▶ **What to do**:
Reproduce every row below verbatim, leaving out the picture.

--- begin Extracted data ---

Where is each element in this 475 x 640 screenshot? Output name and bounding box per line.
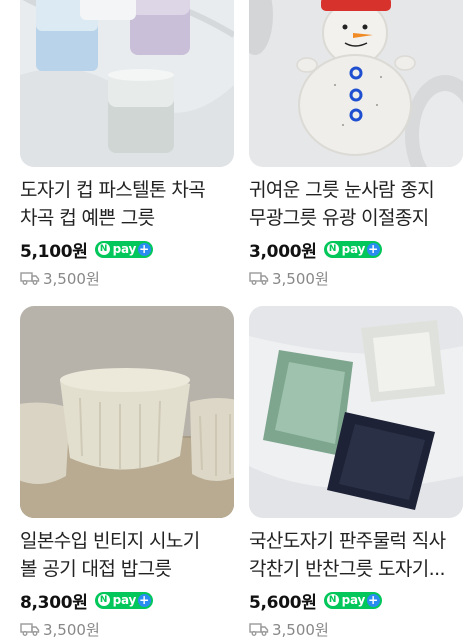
product-card[interactable]: 도자기 컵 파스텔톤 차곡 차곡 컵 예쁜 그릇 5,100원 N pay + … xyxy=(20,0,234,288)
shipping-fee: 3,500원 xyxy=(43,269,100,288)
npay-label: pay xyxy=(341,242,366,256)
naver-n-icon: N xyxy=(97,243,110,255)
truck-icon xyxy=(249,272,269,285)
product-title[interactable]: 도자기 컵 파스텔톤 차곡 차곡 컵 예쁜 그릇 xyxy=(20,176,234,232)
product-image[interactable] xyxy=(20,0,234,167)
truck-icon xyxy=(20,623,40,636)
product-title-line: 볼 공기 대접 밥그릇 xyxy=(20,558,172,580)
product-price: 3,000원 xyxy=(249,241,317,262)
npay-label: pay xyxy=(112,593,137,607)
naver-n-icon: N xyxy=(326,243,339,255)
product-price: 5,600원 xyxy=(249,592,317,613)
product-title-line: 차곡 컵 예쁜 그릇 xyxy=(20,207,155,229)
naver-n-icon: N xyxy=(97,594,110,606)
shipping-row: 3,500원 xyxy=(20,268,234,288)
product-card[interactable]: 국산도자기 판주물럭 직사 각찬기 반찬그릇 도자기... 5,600원 N p… xyxy=(249,306,463,639)
price-row: 5,600원 N pay + xyxy=(249,589,463,613)
product-card[interactable]: 일본수입 빈티지 시노기 볼 공기 대접 밥그릇 8,300원 N pay + … xyxy=(20,306,234,639)
product-title-line: 각찬기 반찬그릇 도자기... xyxy=(249,558,446,580)
product-grid: 도자기 컵 파스텔톤 차곡 차곡 컵 예쁜 그릇 5,100원 N pay + … xyxy=(0,0,475,640)
product-price: 8,300원 xyxy=(20,592,88,613)
npay-label: pay xyxy=(112,242,137,256)
product-title-line: 일본수입 빈티지 시노기 xyxy=(20,530,200,552)
shipping-row: 3,500원 xyxy=(249,619,463,639)
naver-pay-icon: N pay + xyxy=(94,591,153,609)
plus-icon: + xyxy=(137,241,151,256)
plus-icon: + xyxy=(366,592,380,607)
truck-icon xyxy=(20,272,40,285)
shipping-fee: 3,500원 xyxy=(43,620,100,639)
naver-pay-icon: N pay + xyxy=(323,240,382,258)
product-title-line: 국산도자기 판주물럭 직사 xyxy=(249,530,446,552)
product-image[interactable] xyxy=(20,306,234,518)
shipping-row: 3,500원 xyxy=(249,268,463,288)
shipping-fee: 3,500원 xyxy=(272,269,329,288)
truck-icon xyxy=(249,623,269,636)
npay-label: pay xyxy=(341,593,366,607)
price-row: 5,100원 N pay + xyxy=(20,238,234,262)
shipping-fee: 3,500원 xyxy=(272,620,329,639)
product-title-line: 무광그릇 유광 이절종지 xyxy=(249,207,429,229)
product-title-line: 도자기 컵 파스텔톤 차곡 xyxy=(20,179,206,201)
naver-pay-icon: N pay + xyxy=(323,591,382,609)
product-title-line: 귀여운 그릇 눈사람 종지 xyxy=(249,179,435,201)
product-image[interactable] xyxy=(249,0,463,167)
product-title[interactable]: 귀여운 그릇 눈사람 종지 무광그릇 유광 이절종지 xyxy=(249,176,463,232)
product-price: 5,100원 xyxy=(20,241,88,262)
naver-n-icon: N xyxy=(326,594,339,606)
plus-icon: + xyxy=(366,241,380,256)
naver-pay-icon: N pay + xyxy=(94,240,153,258)
shipping-row: 3,500원 xyxy=(20,619,234,639)
product-image[interactable] xyxy=(249,306,463,518)
product-title[interactable]: 국산도자기 판주물럭 직사 각찬기 반찬그릇 도자기... xyxy=(249,527,463,583)
price-row: 3,000원 N pay + xyxy=(249,238,463,262)
price-row: 8,300원 N pay + xyxy=(20,589,234,613)
plus-icon: + xyxy=(137,592,151,607)
product-card[interactable]: 귀여운 그릇 눈사람 종지 무광그릇 유광 이절종지 3,000원 N pay … xyxy=(249,0,463,288)
product-title[interactable]: 일본수입 빈티지 시노기 볼 공기 대접 밥그릇 xyxy=(20,527,234,583)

--- end Extracted data ---

▶ **Output of the task**:
Where is each element in this 475 x 640 screenshot? Output name and bounding box per line.
product-card[interactable]: 도자기 컵 파스텔톤 차곡 차곡 컵 예쁜 그릇 5,100원 N pay + … xyxy=(20,0,234,288)
shipping-fee: 3,500원 xyxy=(43,269,100,288)
npay-label: pay xyxy=(341,242,366,256)
naver-n-icon: N xyxy=(97,243,110,255)
truck-icon xyxy=(249,272,269,285)
product-title[interactable]: 도자기 컵 파스텔톤 차곡 차곡 컵 예쁜 그릇 xyxy=(20,176,234,232)
product-image[interactable] xyxy=(20,0,234,167)
truck-icon xyxy=(20,623,40,636)
product-title-line: 볼 공기 대접 밥그릇 xyxy=(20,558,172,580)
product-price: 3,000원 xyxy=(249,241,317,262)
npay-label: pay xyxy=(112,593,137,607)
naver-n-icon: N xyxy=(326,243,339,255)
product-price: 5,600원 xyxy=(249,592,317,613)
product-title-line: 차곡 컵 예쁜 그릇 xyxy=(20,207,155,229)
naver-n-icon: N xyxy=(97,594,110,606)
shipping-row: 3,500원 xyxy=(20,268,234,288)
product-card[interactable]: 국산도자기 판주물럭 직사 각찬기 반찬그릇 도자기... 5,600원 N p… xyxy=(249,306,463,639)
price-row: 5,600원 N pay + xyxy=(249,589,463,613)
product-card[interactable]: 일본수입 빈티지 시노기 볼 공기 대접 밥그릇 8,300원 N pay + … xyxy=(20,306,234,639)
product-title-line: 각찬기 반찬그릇 도자기... xyxy=(249,558,446,580)
product-grid: 도자기 컵 파스텔톤 차곡 차곡 컵 예쁜 그릇 5,100원 N pay + … xyxy=(0,0,475,640)
product-price: 8,300원 xyxy=(20,592,88,613)
npay-label: pay xyxy=(112,242,137,256)
product-title-line: 일본수입 빈티지 시노기 xyxy=(20,530,200,552)
shipping-row: 3,500원 xyxy=(249,619,463,639)
naver-pay-icon: N pay + xyxy=(94,591,153,609)
plus-icon: + xyxy=(137,241,151,256)
plus-icon: + xyxy=(366,592,380,607)
truck-icon xyxy=(20,272,40,285)
shipping-fee: 3,500원 xyxy=(43,620,100,639)
naver-pay-icon: N pay + xyxy=(323,240,382,258)
product-title-line: 국산도자기 판주물럭 직사 xyxy=(249,530,446,552)
product-image[interactable] xyxy=(20,306,234,518)
shipping-row: 3,500원 xyxy=(249,268,463,288)
shipping-fee: 3,500원 xyxy=(272,269,329,288)
truck-icon xyxy=(249,623,269,636)
npay-label: pay xyxy=(341,593,366,607)
price-row: 5,100원 N pay + xyxy=(20,238,234,262)
shipping-fee: 3,500원 xyxy=(272,620,329,639)
product-title-line: 무광그릇 유광 이절종지 xyxy=(249,207,429,229)
product-title-line: 도자기 컵 파스텔톤 차곡 xyxy=(20,179,206,201)
naver-pay-icon: N pay + xyxy=(323,591,382,609)
product-title-line: 귀여운 그릇 눈사람 종지 xyxy=(249,179,435,201)
product-image[interactable] xyxy=(249,0,463,167)
product-title[interactable]: 귀여운 그릇 눈사람 종지 무광그릇 유광 이절종지 xyxy=(249,176,463,232)
product-price: 5,100원 xyxy=(20,241,88,262)
naver-n-icon: N xyxy=(326,594,339,606)
plus-icon: + xyxy=(366,241,380,256)
naver-pay-icon: N pay + xyxy=(94,240,153,258)
shipping-row: 3,500원 xyxy=(20,619,234,639)
product-image[interactable] xyxy=(249,306,463,518)
product-title[interactable]: 국산도자기 판주물럭 직사 각찬기 반찬그릇 도자기... xyxy=(249,527,463,583)
price-row: 3,000원 N pay + xyxy=(249,238,463,262)
price-row: 8,300원 N pay + xyxy=(20,589,234,613)
plus-icon: + xyxy=(137,592,151,607)
product-card[interactable]: 귀여운 그릇 눈사람 종지 무광그릇 유광 이절종지 3,000원 N pay … xyxy=(249,0,463,288)
product-title[interactable]: 일본수입 빈티지 시노기 볼 공기 대접 밥그릇 xyxy=(20,527,234,583)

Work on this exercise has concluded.